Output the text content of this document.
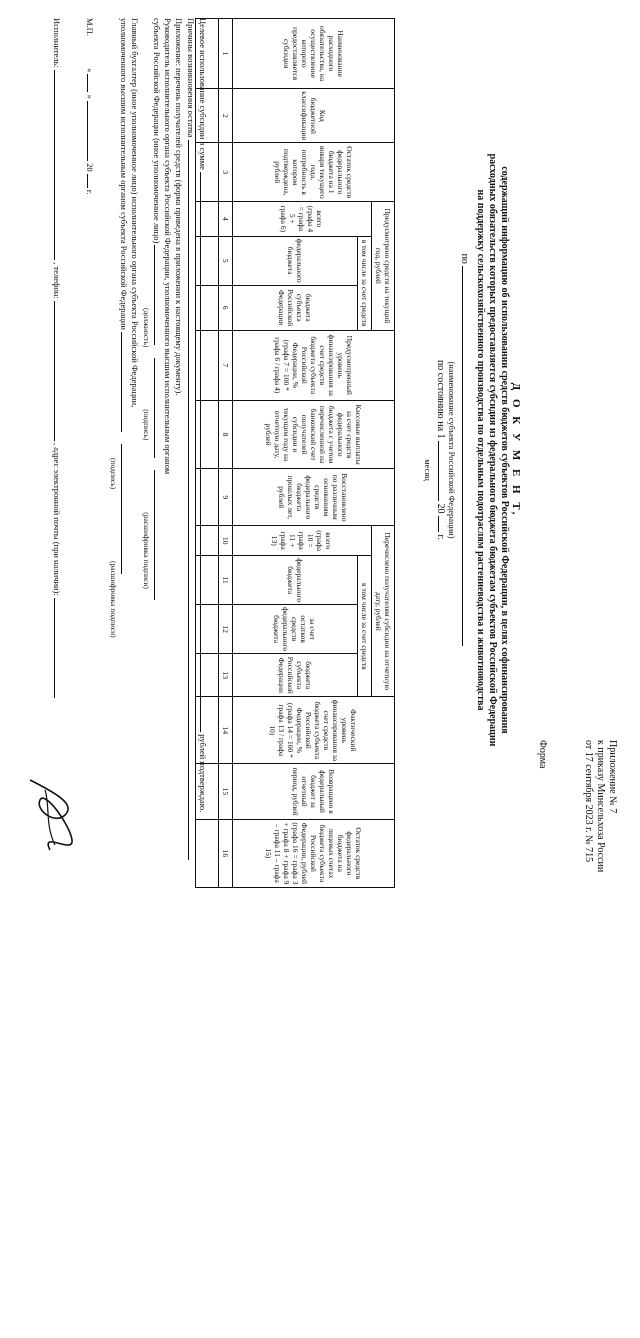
Приложение № 7
к приказу Минсельхоза России
от 17 сентября 2023 г. № 715
Форма
Д О К У М Е Н Т,
содержащий информацию об использовании средств бюджетов субъектов Российской Федерации, в целях софинансирования
расходных обязательств которых предоставляется субсидия из федерального бюджета бюджетам субъектов Российской Федерации
на поддержку сельскохозяйственного производства по отдельным подотраслям растениеводства и животноводства
по
(наименование субъекта Российской Федерации)
по состоянию на 1  20  г.
месяц
Наименование расходного обязательства, на осуществление которого предоставляется субсидия	Код бюджетной классификации	Остаток средств федерального бюджета на 1 января текущего года, потребность в котором подтверждена, рублей	Предусмотрено средств на текущий год, рублей			Предусмотренный уровень финансирования за счет средств бюджета субъекта Российской Федерации, % (графа 7 = 100 * графа 6 / графа 4)	Кассовые выплаты за счет средств федерального бюджета с учетом перечисленной на банковский счет получателей субсидии и текущим году на отчетную дату, рублей	Восстановлено по различным основаниям средств федерального бюджета прошлых лет, рублей	Перечислено получателям субсидии на отчетную дату, рублей				Фактический уровень финансирования за счет средств бюджета субъекта Российской Федерации, % (графа 14 = 100 * графа 13 / графа 10)	Возвращено в федеральный бюджет за отчетный период, рублей	Остаток средств федерального бюджета на лицевых счетах бюджета субъекта Российской Федерации, рублей (графа 16 = графа 3 + графа 8 + графа 9 – графа 11 – графа 15)
			всего (графа 4 = графа 5 + графа 6)	в том числе за счет средств					всего (графа 10 = графа 11 + графа 13)	в том числе за счет средств					
				федерального бюджета	бюджета субъекта Российской Федерации					федерального бюджета	за счет остатков средств федерального бюджета	бюджета субъекта Российской Федерации			
1	2	3	4	5	6	7	8	9	10	11	12	13	14	15	16

Целевое использование субсидии в сумме  рублей подтверждаю.
Причины возникновения остатка
Приложение: перечень получателей средств (форма приведена в приложении к настоящему документу).
Руководитель исполнительного органа субъекта Российской Федерации, уполномоченного высшим исполнительным органом
субъекта Российской Федерации (иное уполномоченное лицо)
(должность) (подпись) (расшифровка подписи)
Главный бухгалтер (иное уполномоченное лицо) исполнительного органа субъекта Российской Федерации,
уполномоченного высшим исполнительным органом субъекта Российской Федерации
(подпись) (расшифровка подписи)
М.П. «  »  20  г.
Исполнитель:  , телефон:  , адрес электронной почты (при наличии):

◆ ◆ ◆ ◆

Instructions to follow | Find the string "подписи" in the entries above and return each line that holds it.

Written response |
(должность) (подпись) (расшифровка подписи)
(подпись) (расшифровка подписи)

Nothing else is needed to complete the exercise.